(Recorded data)
** BEGIN **
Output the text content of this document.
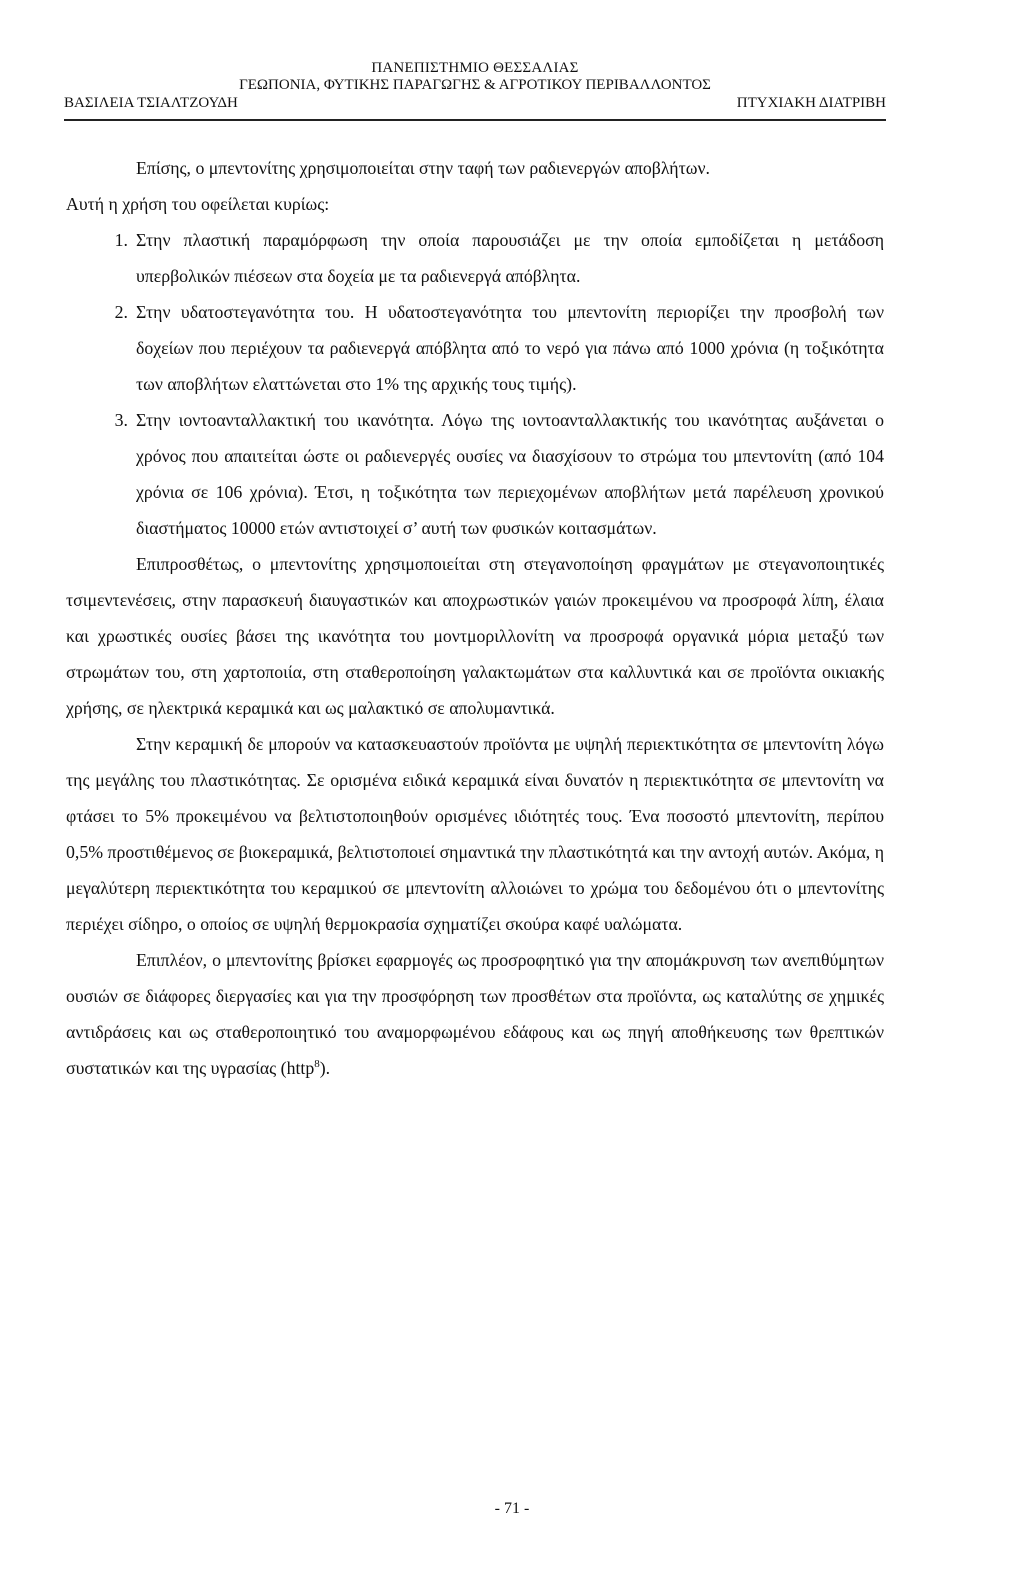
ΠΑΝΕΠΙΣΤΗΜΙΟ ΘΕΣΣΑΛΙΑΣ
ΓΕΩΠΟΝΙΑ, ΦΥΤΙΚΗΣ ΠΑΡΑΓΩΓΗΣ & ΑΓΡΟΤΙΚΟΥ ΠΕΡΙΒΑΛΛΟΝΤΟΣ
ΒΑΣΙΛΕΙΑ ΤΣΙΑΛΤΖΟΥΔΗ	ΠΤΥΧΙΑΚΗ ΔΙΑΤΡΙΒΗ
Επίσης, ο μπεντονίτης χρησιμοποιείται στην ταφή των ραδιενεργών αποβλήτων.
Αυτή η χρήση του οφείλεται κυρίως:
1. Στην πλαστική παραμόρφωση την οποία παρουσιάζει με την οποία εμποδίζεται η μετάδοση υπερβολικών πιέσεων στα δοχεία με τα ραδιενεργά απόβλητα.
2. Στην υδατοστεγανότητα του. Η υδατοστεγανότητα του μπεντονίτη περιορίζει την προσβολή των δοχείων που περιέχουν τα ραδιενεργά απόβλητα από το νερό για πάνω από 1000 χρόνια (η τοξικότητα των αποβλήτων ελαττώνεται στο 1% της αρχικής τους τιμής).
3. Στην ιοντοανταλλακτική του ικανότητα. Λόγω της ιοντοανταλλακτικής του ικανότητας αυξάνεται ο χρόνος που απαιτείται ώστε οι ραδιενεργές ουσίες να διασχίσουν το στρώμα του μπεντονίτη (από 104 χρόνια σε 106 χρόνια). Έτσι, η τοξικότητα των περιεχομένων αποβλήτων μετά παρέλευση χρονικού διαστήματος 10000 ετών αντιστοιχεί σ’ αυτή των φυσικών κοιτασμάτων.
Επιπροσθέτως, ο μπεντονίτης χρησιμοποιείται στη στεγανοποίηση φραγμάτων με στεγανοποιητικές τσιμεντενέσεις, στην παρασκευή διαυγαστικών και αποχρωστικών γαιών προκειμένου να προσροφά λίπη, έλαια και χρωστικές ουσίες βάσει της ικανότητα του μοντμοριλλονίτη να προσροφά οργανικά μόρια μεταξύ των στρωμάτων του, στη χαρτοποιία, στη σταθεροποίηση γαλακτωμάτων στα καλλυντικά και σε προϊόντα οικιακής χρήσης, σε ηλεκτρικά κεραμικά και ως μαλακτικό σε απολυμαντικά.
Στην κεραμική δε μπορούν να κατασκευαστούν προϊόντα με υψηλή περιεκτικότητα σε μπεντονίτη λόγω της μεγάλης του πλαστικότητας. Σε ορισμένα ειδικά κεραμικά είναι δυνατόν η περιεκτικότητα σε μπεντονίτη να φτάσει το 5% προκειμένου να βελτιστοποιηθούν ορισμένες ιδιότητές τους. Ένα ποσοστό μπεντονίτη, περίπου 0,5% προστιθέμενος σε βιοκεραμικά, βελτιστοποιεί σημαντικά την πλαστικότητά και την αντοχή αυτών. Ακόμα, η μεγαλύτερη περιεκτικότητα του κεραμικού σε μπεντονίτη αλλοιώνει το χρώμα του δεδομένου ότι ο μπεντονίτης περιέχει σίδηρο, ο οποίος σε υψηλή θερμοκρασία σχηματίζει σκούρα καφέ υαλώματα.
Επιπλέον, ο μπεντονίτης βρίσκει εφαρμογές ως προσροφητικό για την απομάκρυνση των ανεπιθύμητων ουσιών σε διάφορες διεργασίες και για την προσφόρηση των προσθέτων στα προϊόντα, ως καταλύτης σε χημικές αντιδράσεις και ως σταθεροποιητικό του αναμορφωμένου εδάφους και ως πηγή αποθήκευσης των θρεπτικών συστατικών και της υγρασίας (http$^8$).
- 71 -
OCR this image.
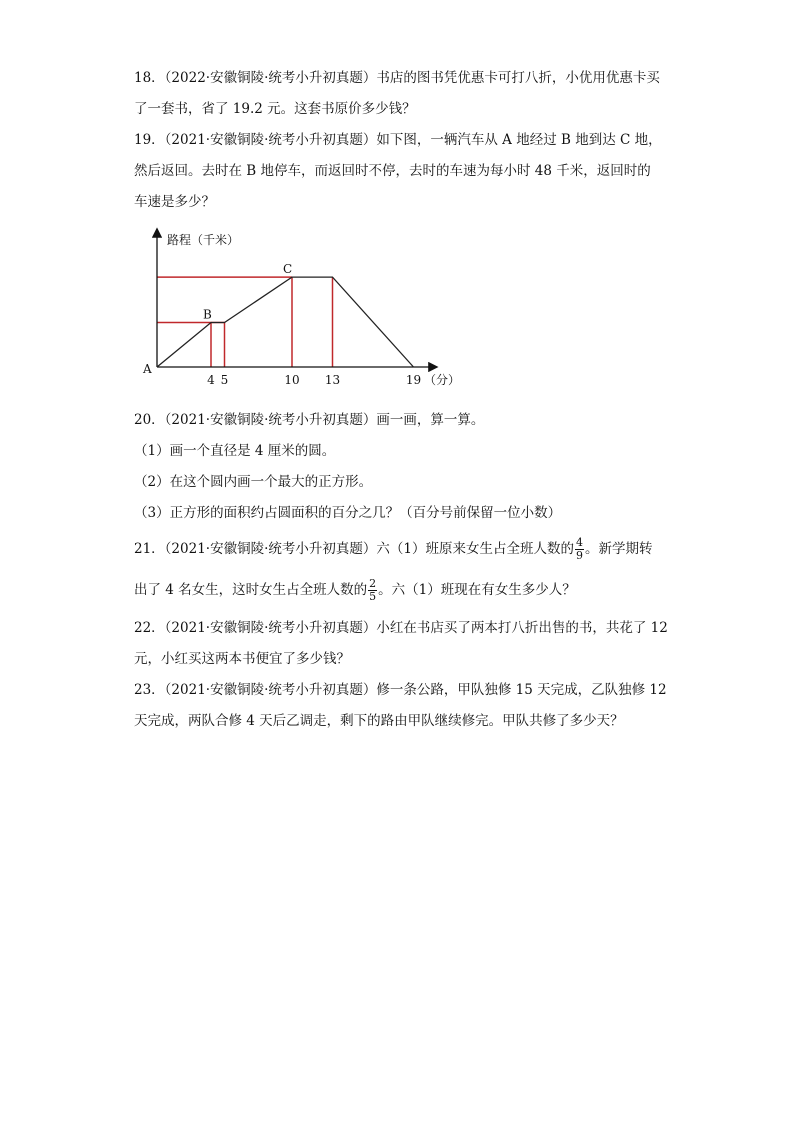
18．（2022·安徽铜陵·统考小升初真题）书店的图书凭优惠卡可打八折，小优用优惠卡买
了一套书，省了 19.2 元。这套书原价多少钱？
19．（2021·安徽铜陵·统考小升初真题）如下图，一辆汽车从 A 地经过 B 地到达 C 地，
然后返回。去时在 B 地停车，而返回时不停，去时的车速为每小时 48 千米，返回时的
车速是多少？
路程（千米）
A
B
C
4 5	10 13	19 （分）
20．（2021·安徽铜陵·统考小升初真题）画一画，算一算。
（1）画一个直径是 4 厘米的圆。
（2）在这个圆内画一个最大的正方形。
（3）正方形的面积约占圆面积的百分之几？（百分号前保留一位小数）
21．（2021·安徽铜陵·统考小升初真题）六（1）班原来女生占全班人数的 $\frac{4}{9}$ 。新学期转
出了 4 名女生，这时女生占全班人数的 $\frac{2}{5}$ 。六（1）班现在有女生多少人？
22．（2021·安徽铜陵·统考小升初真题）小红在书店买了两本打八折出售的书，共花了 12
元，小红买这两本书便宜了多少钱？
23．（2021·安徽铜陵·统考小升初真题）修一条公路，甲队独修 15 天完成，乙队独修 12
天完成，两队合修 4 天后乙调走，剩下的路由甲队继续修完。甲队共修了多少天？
** END **
_What is being asked_:
Repeat the listing above exactly, with no pictures.

_Exercise result_:
Output the text content of this document.
ΠΑΝΕΠΙΣΤΗΜΙΟ ΘΕΣΣΑΛΙΑΣ
ΓΕΩΠΟΝΙΑ, ΦΥΤΙΚΗΣ ΠΑΡΑΓΩΓΗΣ & ΑΓΡΟΤΙΚΟΥ ΠΕΡΙΒΑΛΛΟΝΤΟΣ
ΒΑΣΙΛΕΙΑ ΤΣΙΑΛΤΖΟΥΔΗ	ΠΤΥΧΙΑΚΗ ΔΙΑΤΡΙΒΗ
Επίσης, ο μπεντονίτης χρησιμοποιείται στην ταφή των ραδιενεργών αποβλήτων.
Αυτή η χρήση του οφείλεται κυρίως:
1. Στην πλαστική παραμόρφωση την οποία παρουσιάζει με την οποία εμποδίζεται η μετάδοση υπερβολικών πιέσεων στα δοχεία με τα ραδιενεργά απόβλητα.
2. Στην υδατοστεγανότητα του. Η υδατοστεγανότητα του μπεντονίτη περιορίζει την προσβολή των δοχείων που περιέχουν τα ραδιενεργά απόβλητα από το νερό για πάνω από 1000 χρόνια (η τοξικότητα των αποβλήτων ελαττώνεται στο 1% της αρχικής τους τιμής).
3. Στην ιοντοανταλλακτική του ικανότητα. Λόγω της ιοντοανταλλακτικής του ικανότητας αυξάνεται ο χρόνος που απαιτείται ώστε οι ραδιενεργές ουσίες να διασχίσουν το στρώμα του μπεντονίτη (από 104 χρόνια σε 106 χρόνια). Έτσι, η τοξικότητα των περιεχομένων αποβλήτων μετά παρέλευση χρονικού διαστήματος 10000 ετών αντιστοιχεί σ’ αυτή των φυσικών κοιτασμάτων.
Επιπροσθέτως, ο μπεντονίτης χρησιμοποιείται στη στεγανοποίηση φραγμάτων με στεγανοποιητικές τσιμεντενέσεις, στην παρασκευή διαυγαστικών και αποχρωστικών γαιών προκειμένου να προσροφά λίπη, έλαια και χρωστικές ουσίες βάσει της ικανότητα του μοντμοριλλονίτη να προσροφά οργανικά μόρια μεταξύ των στρωμάτων του, στη χαρτοποιία, στη σταθεροποίηση γαλακτωμάτων στα καλλυντικά και σε προϊόντα οικιακής χρήσης, σε ηλεκτρικά κεραμικά και ως μαλακτικό σε απολυμαντικά.
Στην κεραμική δε μπορούν να κατασκευαστούν προϊόντα με υψηλή περιεκτικότητα σε μπεντονίτη λόγω της μεγάλης του πλαστικότητας. Σε ορισμένα ειδικά κεραμικά είναι δυνατόν η περιεκτικότητα σε μπεντονίτη να φτάσει το 5% προκειμένου να βελτιστοποιηθούν ορισμένες ιδιότητές τους. Ένα ποσοστό μπεντονίτη, περίπου 0,5% προστιθέμενος σε βιοκεραμικά, βελτιστοποιεί σημαντικά την πλαστικότητά και την αντοχή αυτών. Ακόμα, η μεγαλύτερη περιεκτικότητα του κεραμικού σε μπεντονίτη αλλοιώνει το χρώμα του δεδομένου ότι ο μπεντονίτης περιέχει σίδηρο, ο οποίος σε υψηλή θερμοκρασία σχηματίζει σκούρα καφέ υαλώματα.
Επιπλέον, ο μπεντονίτης βρίσκει εφαρμογές ως προσροφητικό για την απομάκρυνση των ανεπιθύμητων ουσιών σε διάφορες διεργασίες και για την προσφόρηση των προσθέτων στα προϊόντα, ως καταλύτης σε χημικές αντιδράσεις και ως σταθεροποιητικό του αναμορφωμένου εδάφους και ως πηγή αποθήκευσης των θρεπτικών συστατικών και της υγρασίας (http$^8$).
- 71 -
OCR this image.
18．（2022·安徽铜陵·统考小升初真题）书店的图书凭优惠卡可打八折，小优用优惠卡买
了一套书，省了 19.2 元。这套书原价多少钱？
19．（2021·安徽铜陵·统考小升初真题）如下图，一辆汽车从 A 地经过 B 地到达 C 地，
然后返回。去时在 B 地停车，而返回时不停，去时的车速为每小时 48 千米，返回时的
车速是多少？
路程（千米）
A
B
C
4 5	10 13	19 （分）
20．（2021·安徽铜陵·统考小升初真题）画一画，算一算。
（1）画一个直径是 4 厘米的圆。
（2）在这个圆内画一个最大的正方形。
（3）正方形的面积约占圆面积的百分之几？（百分号前保留一位小数）
21．（2021·安徽铜陵·统考小升初真题）六（1）班原来女生占全班人数的 $\frac{4}{9}$ 。新学期转
出了 4 名女生，这时女生占全班人数的 $\frac{2}{5}$ 。六（1）班现在有女生多少人？
22．（2021·安徽铜陵·统考小升初真题）小红在书店买了两本打八折出售的书，共花了 12
元，小红买这两本书便宜了多少钱？
23．（2021·安徽铜陵·统考小升初真题）修一条公路，甲队独修 15 天完成，乙队独修 12
天完成，两队合修 4 天后乙调走，剩下的路由甲队继续修完。甲队共修了多少天？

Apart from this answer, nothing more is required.